● EXTRACTED TEXT
Ferguson: Let me start by giving the systematic answer. The systematic answer is that because, in Christ, there is what the theologians have called a communicatio idiomatum — that is, a communion of the deity and humanity in what’s usually called the hypostatic union. In the one person, the divine nature and human nature are united. So the one who died on the cross was the person of the Son of God dying in the humanity that he had assumed. He didn’t divest himself of his eternal personhood in order to die, but it was the Logos who shed the blood that he had assumed on the cross, so that it’s written into the very nature of the incarnation that what he offers on the cross and what he experiences on the cross has this dimension of the eternal person of the second person of the Trinity. It’s this that invests in what he does, a quality that is eternal in its nature.

To me, the staggering element in all this is that it really did take the Logos to bring us salvation. With sin having taken place against God, salvation could not arise simply out of the mass of humanity. It was the quality that deity put into it that provided it with the efficacy for saving us from a sinfulness that was eternal and infinite in its character as being sin against God.

● DATASET EXCERPTS
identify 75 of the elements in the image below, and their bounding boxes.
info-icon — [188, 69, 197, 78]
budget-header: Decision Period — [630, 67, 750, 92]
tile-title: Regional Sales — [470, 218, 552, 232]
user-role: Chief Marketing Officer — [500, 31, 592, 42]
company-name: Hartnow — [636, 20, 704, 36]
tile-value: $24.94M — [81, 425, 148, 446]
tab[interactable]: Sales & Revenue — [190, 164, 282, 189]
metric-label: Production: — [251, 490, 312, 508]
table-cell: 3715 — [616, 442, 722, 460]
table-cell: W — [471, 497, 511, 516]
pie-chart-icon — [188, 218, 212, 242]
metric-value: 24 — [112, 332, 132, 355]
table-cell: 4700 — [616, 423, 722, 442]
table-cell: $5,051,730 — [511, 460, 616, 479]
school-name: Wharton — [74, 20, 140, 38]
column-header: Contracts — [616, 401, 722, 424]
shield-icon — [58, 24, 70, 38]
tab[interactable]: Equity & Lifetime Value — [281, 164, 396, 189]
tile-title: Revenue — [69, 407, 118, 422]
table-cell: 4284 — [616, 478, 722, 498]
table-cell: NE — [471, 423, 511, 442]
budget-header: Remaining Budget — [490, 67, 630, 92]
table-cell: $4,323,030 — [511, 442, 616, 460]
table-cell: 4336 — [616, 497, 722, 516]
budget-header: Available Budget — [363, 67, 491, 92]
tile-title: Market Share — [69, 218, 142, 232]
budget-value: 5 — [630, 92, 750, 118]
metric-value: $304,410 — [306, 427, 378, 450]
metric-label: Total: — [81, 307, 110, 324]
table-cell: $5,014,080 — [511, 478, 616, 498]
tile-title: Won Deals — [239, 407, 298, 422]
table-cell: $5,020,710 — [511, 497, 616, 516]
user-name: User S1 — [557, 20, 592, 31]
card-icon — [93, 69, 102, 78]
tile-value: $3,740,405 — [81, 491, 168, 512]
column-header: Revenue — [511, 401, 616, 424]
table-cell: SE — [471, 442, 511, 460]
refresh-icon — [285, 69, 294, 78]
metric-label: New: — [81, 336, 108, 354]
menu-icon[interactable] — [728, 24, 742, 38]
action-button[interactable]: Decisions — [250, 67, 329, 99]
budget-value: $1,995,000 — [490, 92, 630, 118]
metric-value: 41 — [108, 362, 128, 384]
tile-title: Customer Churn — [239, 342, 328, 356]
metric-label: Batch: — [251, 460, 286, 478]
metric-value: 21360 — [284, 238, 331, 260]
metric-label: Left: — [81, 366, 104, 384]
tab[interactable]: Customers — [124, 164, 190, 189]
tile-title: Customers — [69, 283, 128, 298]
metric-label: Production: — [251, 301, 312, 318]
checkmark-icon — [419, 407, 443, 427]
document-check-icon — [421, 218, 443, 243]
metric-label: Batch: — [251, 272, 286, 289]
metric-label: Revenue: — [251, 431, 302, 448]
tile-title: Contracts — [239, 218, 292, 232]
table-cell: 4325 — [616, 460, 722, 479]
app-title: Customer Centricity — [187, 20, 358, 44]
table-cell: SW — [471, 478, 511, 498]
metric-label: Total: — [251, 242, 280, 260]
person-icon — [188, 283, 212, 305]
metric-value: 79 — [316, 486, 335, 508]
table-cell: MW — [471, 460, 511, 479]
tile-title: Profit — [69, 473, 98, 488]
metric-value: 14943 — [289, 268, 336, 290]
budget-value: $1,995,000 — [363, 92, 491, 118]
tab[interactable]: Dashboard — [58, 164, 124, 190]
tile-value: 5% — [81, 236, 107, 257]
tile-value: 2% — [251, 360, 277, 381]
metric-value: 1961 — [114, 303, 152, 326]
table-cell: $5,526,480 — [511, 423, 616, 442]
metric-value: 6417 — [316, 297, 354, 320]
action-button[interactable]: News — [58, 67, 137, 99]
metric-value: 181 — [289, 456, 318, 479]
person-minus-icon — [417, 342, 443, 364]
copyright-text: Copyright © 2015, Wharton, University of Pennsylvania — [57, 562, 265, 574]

● DIRECTIONS
**1)** Translate this sentence from the Ferguson excerpt into Spanish: "In the one person, the divine nature and human nature are united."
**2)** Reproduce the Ferguson excerpt word for word between "To me, the staggering" and "sin against God.", inclusive.
**3)** List every distinct word in the Ferguson excerpt that ends in the letters "ity", giving each word only once.

● TASK-BY-TASK OUTPUTS
**1)** En la única persona, la naturaleza divina y la naturaleza humana están unidas.

**2)**
To me, the staggering element in all this is that it really did take the Logos to bring us salvation. With sin having taken place against God, salvation could not arise simply out of the mass of humanity. It was the quality that deity put into it that provided it with the efficacy for saving us from a sinfulness that was eternal and infinite in its character as being sin against God.

**3)**
deity
humanity
Trinity
quality